Every record must be repeated exactly, with no omission.

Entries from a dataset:
+ + + + + + +

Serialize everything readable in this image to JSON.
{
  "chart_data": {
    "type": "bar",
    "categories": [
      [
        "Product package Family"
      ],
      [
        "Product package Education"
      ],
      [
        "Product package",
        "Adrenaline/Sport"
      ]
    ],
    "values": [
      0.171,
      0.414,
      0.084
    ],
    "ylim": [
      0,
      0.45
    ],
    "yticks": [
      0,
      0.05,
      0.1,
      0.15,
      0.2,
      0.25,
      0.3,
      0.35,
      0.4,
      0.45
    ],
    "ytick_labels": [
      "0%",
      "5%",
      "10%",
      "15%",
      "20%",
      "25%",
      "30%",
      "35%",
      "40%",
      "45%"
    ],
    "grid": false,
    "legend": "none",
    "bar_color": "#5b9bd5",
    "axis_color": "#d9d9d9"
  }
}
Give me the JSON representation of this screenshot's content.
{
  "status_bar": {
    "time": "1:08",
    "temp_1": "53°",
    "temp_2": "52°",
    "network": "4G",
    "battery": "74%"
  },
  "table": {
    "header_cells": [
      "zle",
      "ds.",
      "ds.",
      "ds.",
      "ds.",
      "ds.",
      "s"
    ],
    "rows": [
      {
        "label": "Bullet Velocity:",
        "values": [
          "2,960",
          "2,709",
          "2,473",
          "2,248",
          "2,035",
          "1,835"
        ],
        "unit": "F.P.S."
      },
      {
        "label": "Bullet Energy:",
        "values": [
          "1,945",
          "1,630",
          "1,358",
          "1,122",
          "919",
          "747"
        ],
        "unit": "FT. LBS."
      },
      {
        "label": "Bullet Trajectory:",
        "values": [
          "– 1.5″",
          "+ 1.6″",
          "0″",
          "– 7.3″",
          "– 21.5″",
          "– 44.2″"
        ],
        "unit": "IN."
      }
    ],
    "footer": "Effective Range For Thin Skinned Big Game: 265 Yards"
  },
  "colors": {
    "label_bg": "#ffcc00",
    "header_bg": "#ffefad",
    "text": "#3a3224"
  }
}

+ + + + + + +

[FINISHED ANSWER]:
Serialize everything readable in this image to JSON.
{
  "chart_data": {
    "type": "bar",
    "categories": [
      [
        "Product package Family"
      ],
      [
        "Product package Education"
      ],
      [
        "Product package",
        "Adrenaline/Sport"
      ]
    ],
    "values": [
      0.171,
      0.414,
      0.084
    ],
    "ylim": [
      0,
      0.45
    ],
    "yticks": [
      0,
      0.05,
      0.1,
      0.15,
      0.2,
      0.25,
      0.3,
      0.35,
      0.4,
      0.45
    ],
    "ytick_labels": [
      "0%",
      "5%",
      "10%",
      "15%",
      "20%",
      "25%",
      "30%",
      "35%",
      "40%",
      "45%"
    ],
    "grid": false,
    "legend": "none",
    "bar_color": "#5b9bd5",
    "axis_color": "#d9d9d9"
  }
}
Give me the JSON representation of this screenshot's content.
{
  "status_bar": {
    "time": "1:08",
    "temp_1": "53°",
    "temp_2": "52°",
    "network": "4G",
    "battery": "74%"
  },
  "table": {
    "header_cells": [
      "zle",
      "ds.",
      "ds.",
      "ds.",
      "ds.",
      "ds.",
      "s"
    ],
    "rows": [
      {
        "label": "Bullet Velocity:",
        "values": [
          "2,960",
          "2,709",
          "2,473",
          "2,248",
          "2,035",
          "1,835"
        ],
        "unit": "F.P.S."
      },
      {
        "label": "Bullet Energy:",
        "values": [
          "1,945",
          "1,630",
          "1,358",
          "1,122",
          "919",
          "747"
        ],
        "unit": "FT. LBS."
      },
      {
        "label": "Bullet Trajectory:",
        "values": [
          "– 1.5″",
          "+ 1.6″",
          "0″",
          "– 7.3″",
          "– 21.5″",
          "– 44.2″"
        ],
        "unit": "IN."
      }
    ],
    "footer": "Effective Range For Thin Skinned Big Game: 265 Yards"
  },
  "colors": {
    "label_bg": "#ffcc00",
    "header_bg": "#ffefad",
    "text": "#3a3224"
  }
}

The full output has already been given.